[Aim of the exercise]:
Can you transcribe every entry word for word, skipping the images?

# Start of Material

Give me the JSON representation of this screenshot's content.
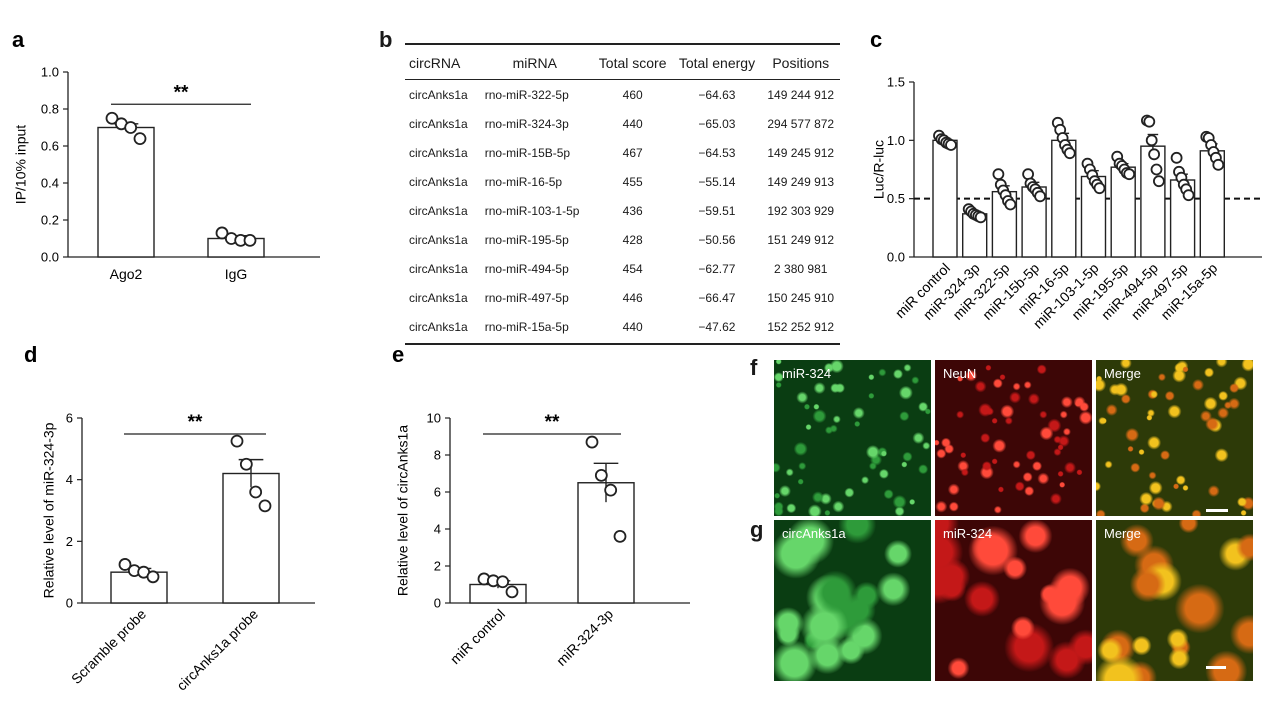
{
  "chart_data": [
    {
      "panel": "a",
      "type": "bar",
      "categories": [
        "Ago2",
        "IgG"
      ],
      "values": [
        0.7,
        0.1
      ],
      "errors": [
        0.02,
        0.015
      ],
      "points": [
        [
          0.75,
          0.72,
          0.7,
          0.64
        ],
        [
          0.13,
          0.1,
          0.09,
          0.09
        ]
      ],
      "ylabel": "IP/10% input",
      "ylim": [
        0,
        1.0
      ],
      "yticks": [
        "0.0",
        "0.2",
        "0.4",
        "0.6",
        "0.8",
        "1.0"
      ],
      "significance": "**"
    },
    {
      "panel": "b",
      "type": "table",
      "columns": [
        "circRNA",
        "miRNA",
        "Total score",
        "Total energy",
        "Positions"
      ],
      "rows": [
        [
          "circAnks1a",
          "rno-miR-322-5p",
          "460",
          "−64.63",
          "149 244 912"
        ],
        [
          "circAnks1a",
          "rno-miR-324-3p",
          "440",
          "−65.03",
          "294 577 872"
        ],
        [
          "circAnks1a",
          "rno-miR-15B-5p",
          "467",
          "−64.53",
          "149 245 912"
        ],
        [
          "circAnks1a",
          "rno-miR-16-5p",
          "455",
          "−55.14",
          "149 249 913"
        ],
        [
          "circAnks1a",
          "rno-miR-103-1-5p",
          "436",
          "−59.51",
          "192 303 929"
        ],
        [
          "circAnks1a",
          "rno-miR-195-5p",
          "428",
          "−50.56",
          "151 249 912"
        ],
        [
          "circAnks1a",
          "rno-miR-494-5p",
          "454",
          "−62.77",
          "2   380 981"
        ],
        [
          "circAnks1a",
          "rno-miR-497-5p",
          "446",
          "−66.47",
          "150 245 910"
        ],
        [
          "circAnks1a",
          "rno-miR-15a-5p",
          "440",
          "−47.62",
          "152 252 912"
        ]
      ]
    },
    {
      "panel": "c",
      "type": "bar",
      "categories": [
        "miR control",
        "miR-324-3p",
        "miR-322-5p",
        "miR-15b-5p",
        "miR-16-5p",
        "miR-103-1-5p",
        "miR-195-5p",
        "miR-494-5p",
        "miR-497-5p",
        "miR-15a-5p"
      ],
      "values": [
        1.0,
        0.37,
        0.56,
        0.6,
        1.0,
        0.69,
        0.77,
        0.95,
        0.66,
        0.91
      ],
      "errors": [
        0.02,
        0.02,
        0.05,
        0.04,
        0.06,
        0.05,
        0.03,
        0.1,
        0.05,
        0.06
      ],
      "points": [
        [
          1.04,
          1.01,
          1.0,
          0.98,
          0.97,
          0.96
        ],
        [
          0.41,
          0.39,
          0.37,
          0.36,
          0.35,
          0.34
        ],
        [
          0.71,
          0.62,
          0.57,
          0.53,
          0.48,
          0.45
        ],
        [
          0.71,
          0.63,
          0.6,
          0.58,
          0.55,
          0.52
        ],
        [
          1.15,
          1.09,
          1.02,
          0.96,
          0.92,
          0.89
        ],
        [
          0.8,
          0.75,
          0.7,
          0.65,
          0.62,
          0.59
        ],
        [
          0.86,
          0.8,
          0.78,
          0.75,
          0.72,
          0.71
        ],
        [
          1.17,
          1.16,
          1.0,
          0.88,
          0.75,
          0.65
        ],
        [
          0.85,
          0.73,
          0.68,
          0.62,
          0.58,
          0.53
        ],
        [
          1.03,
          1.02,
          0.96,
          0.9,
          0.85,
          0.79
        ]
      ],
      "ylabel": "Luc/R-luc",
      "ylim": [
        0,
        1.5
      ],
      "yticks": [
        "0.0",
        "0.5",
        "1.0",
        "1.5"
      ],
      "reference_line": 0.5
    },
    {
      "panel": "d",
      "type": "bar",
      "categories": [
        "Scramble probe",
        "circAnks1a probe"
      ],
      "values": [
        1.0,
        4.2
      ],
      "errors": [
        0.12,
        0.45
      ],
      "points": [
        [
          1.25,
          1.05,
          1.0,
          0.85
        ],
        [
          5.25,
          4.5,
          3.6,
          3.15
        ]
      ],
      "ylabel": "Relative level of miR-324-3p",
      "ylim": [
        0,
        6
      ],
      "yticks": [
        "0",
        "2",
        "4",
        "6"
      ],
      "significance": "**"
    },
    {
      "panel": "e",
      "type": "bar",
      "categories": [
        "miR control",
        "miR-324-3p"
      ],
      "values": [
        1.0,
        6.5
      ],
      "errors": [
        0.2,
        1.05
      ],
      "points": [
        [
          1.3,
          1.2,
          1.15,
          0.6
        ],
        [
          8.7,
          6.9,
          6.1,
          3.6
        ]
      ],
      "ylabel": "Relative level of circAnks1a",
      "ylim": [
        0,
        10
      ],
      "yticks": [
        "0",
        "2",
        "4",
        "6",
        "8",
        "10"
      ],
      "significance": "**"
    }
  ],
  "micrographs": {
    "f": {
      "label": "f",
      "panels": [
        "miR-324",
        "NeuN",
        "Merge"
      ]
    },
    "g": {
      "label": "g",
      "panels": [
        "circAnks1a",
        "miR-324",
        "Merge"
      ]
    }
  }
}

# End of Material

[Written answer]:
Give me the JSON representation of this screenshot's content.
{
  "chart_data": [
    {
      "panel": "a",
      "type": "bar",
      "categories": [
        "Ago2",
        "IgG"
      ],
      "values": [
        0.7,
        0.1
      ],
      "errors": [
        0.02,
        0.015
      ],
      "points": [
        [
          0.75,
          0.72,
          0.7,
          0.64
        ],
        [
          0.13,
          0.1,
          0.09,
          0.09
        ]
      ],
      "ylabel": "IP/10% input",
      "ylim": [
        0,
        1.0
      ],
      "yticks": [
        "0.0",
        "0.2",
        "0.4",
        "0.6",
        "0.8",
        "1.0"
      ],
      "significance": "**"
    },
    {
      "panel": "b",
      "type": "table",
      "columns": [
        "circRNA",
        "miRNA",
        "Total score",
        "Total energy",
        "Positions"
      ],
      "rows": [
        [
          "circAnks1a",
          "rno-miR-322-5p",
          "460",
          "−64.63",
          "149 244 912"
        ],
        [
          "circAnks1a",
          "rno-miR-324-3p",
          "440",
          "−65.03",
          "294 577 872"
        ],
        [
          "circAnks1a",
          "rno-miR-15B-5p",
          "467",
          "−64.53",
          "149 245 912"
        ],
        [
          "circAnks1a",
          "rno-miR-16-5p",
          "455",
          "−55.14",
          "149 249 913"
        ],
        [
          "circAnks1a",
          "rno-miR-103-1-5p",
          "436",
          "−59.51",
          "192 303 929"
        ],
        [
          "circAnks1a",
          "rno-miR-195-5p",
          "428",
          "−50.56",
          "151 249 912"
        ],
        [
          "circAnks1a",
          "rno-miR-494-5p",
          "454",
          "−62.77",
          "2   380 981"
        ],
        [
          "circAnks1a",
          "rno-miR-497-5p",
          "446",
          "−66.47",
          "150 245 910"
        ],
        [
          "circAnks1a",
          "rno-miR-15a-5p",
          "440",
          "−47.62",
          "152 252 912"
        ]
      ]
    },
    {
      "panel": "c",
      "type": "bar",
      "categories": [
        "miR control",
        "miR-324-3p",
        "miR-322-5p",
        "miR-15b-5p",
        "miR-16-5p",
        "miR-103-1-5p",
        "miR-195-5p",
        "miR-494-5p",
        "miR-497-5p",
        "miR-15a-5p"
      ],
      "values": [
        1.0,
        0.37,
        0.56,
        0.6,
        1.0,
        0.69,
        0.77,
        0.95,
        0.66,
        0.91
      ],
      "errors": [
        0.02,
        0.02,
        0.05,
        0.04,
        0.06,
        0.05,
        0.03,
        0.1,
        0.05,
        0.06
      ],
      "points": [
        [
          1.04,
          1.01,
          1.0,
          0.98,
          0.97,
          0.96
        ],
        [
          0.41,
          0.39,
          0.37,
          0.36,
          0.35,
          0.34
        ],
        [
          0.71,
          0.62,
          0.57,
          0.53,
          0.48,
          0.45
        ],
        [
          0.71,
          0.63,
          0.6,
          0.58,
          0.55,
          0.52
        ],
        [
          1.15,
          1.09,
          1.02,
          0.96,
          0.92,
          0.89
        ],
        [
          0.8,
          0.75,
          0.7,
          0.65,
          0.62,
          0.59
        ],
        [
          0.86,
          0.8,
          0.78,
          0.75,
          0.72,
          0.71
        ],
        [
          1.17,
          1.16,
          1.0,
          0.88,
          0.75,
          0.65
        ],
        [
          0.85,
          0.73,
          0.68,
          0.62,
          0.58,
          0.53
        ],
        [
          1.03,
          1.02,
          0.96,
          0.9,
          0.85,
          0.79
        ]
      ],
      "ylabel": "Luc/R-luc",
      "ylim": [
        0,
        1.5
      ],
      "yticks": [
        "0.0",
        "0.5",
        "1.0",
        "1.5"
      ],
      "reference_line": 0.5
    },
    {
      "panel": "d",
      "type": "bar",
      "categories": [
        "Scramble probe",
        "circAnks1a probe"
      ],
      "values": [
        1.0,
        4.2
      ],
      "errors": [
        0.12,
        0.45
      ],
      "points": [
        [
          1.25,
          1.05,
          1.0,
          0.85
        ],
        [
          5.25,
          4.5,
          3.6,
          3.15
        ]
      ],
      "ylabel": "Relative level of miR-324-3p",
      "ylim": [
        0,
        6
      ],
      "yticks": [
        "0",
        "2",
        "4",
        "6"
      ],
      "significance": "**"
    },
    {
      "panel": "e",
      "type": "bar",
      "categories": [
        "miR control",
        "miR-324-3p"
      ],
      "values": [
        1.0,
        6.5
      ],
      "errors": [
        0.2,
        1.05
      ],
      "points": [
        [
          1.3,
          1.2,
          1.15,
          0.6
        ],
        [
          8.7,
          6.9,
          6.1,
          3.6
        ]
      ],
      "ylabel": "Relative level of circAnks1a",
      "ylim": [
        0,
        10
      ],
      "yticks": [
        "0",
        "2",
        "4",
        "6",
        "8",
        "10"
      ],
      "significance": "**"
    }
  ],
  "micrographs": {
    "f": {
      "label": "f",
      "panels": [
        "miR-324",
        "NeuN",
        "Merge"
      ]
    },
    "g": {
      "label": "g",
      "panels": [
        "circAnks1a",
        "miR-324",
        "Merge"
      ]
    }
  }
}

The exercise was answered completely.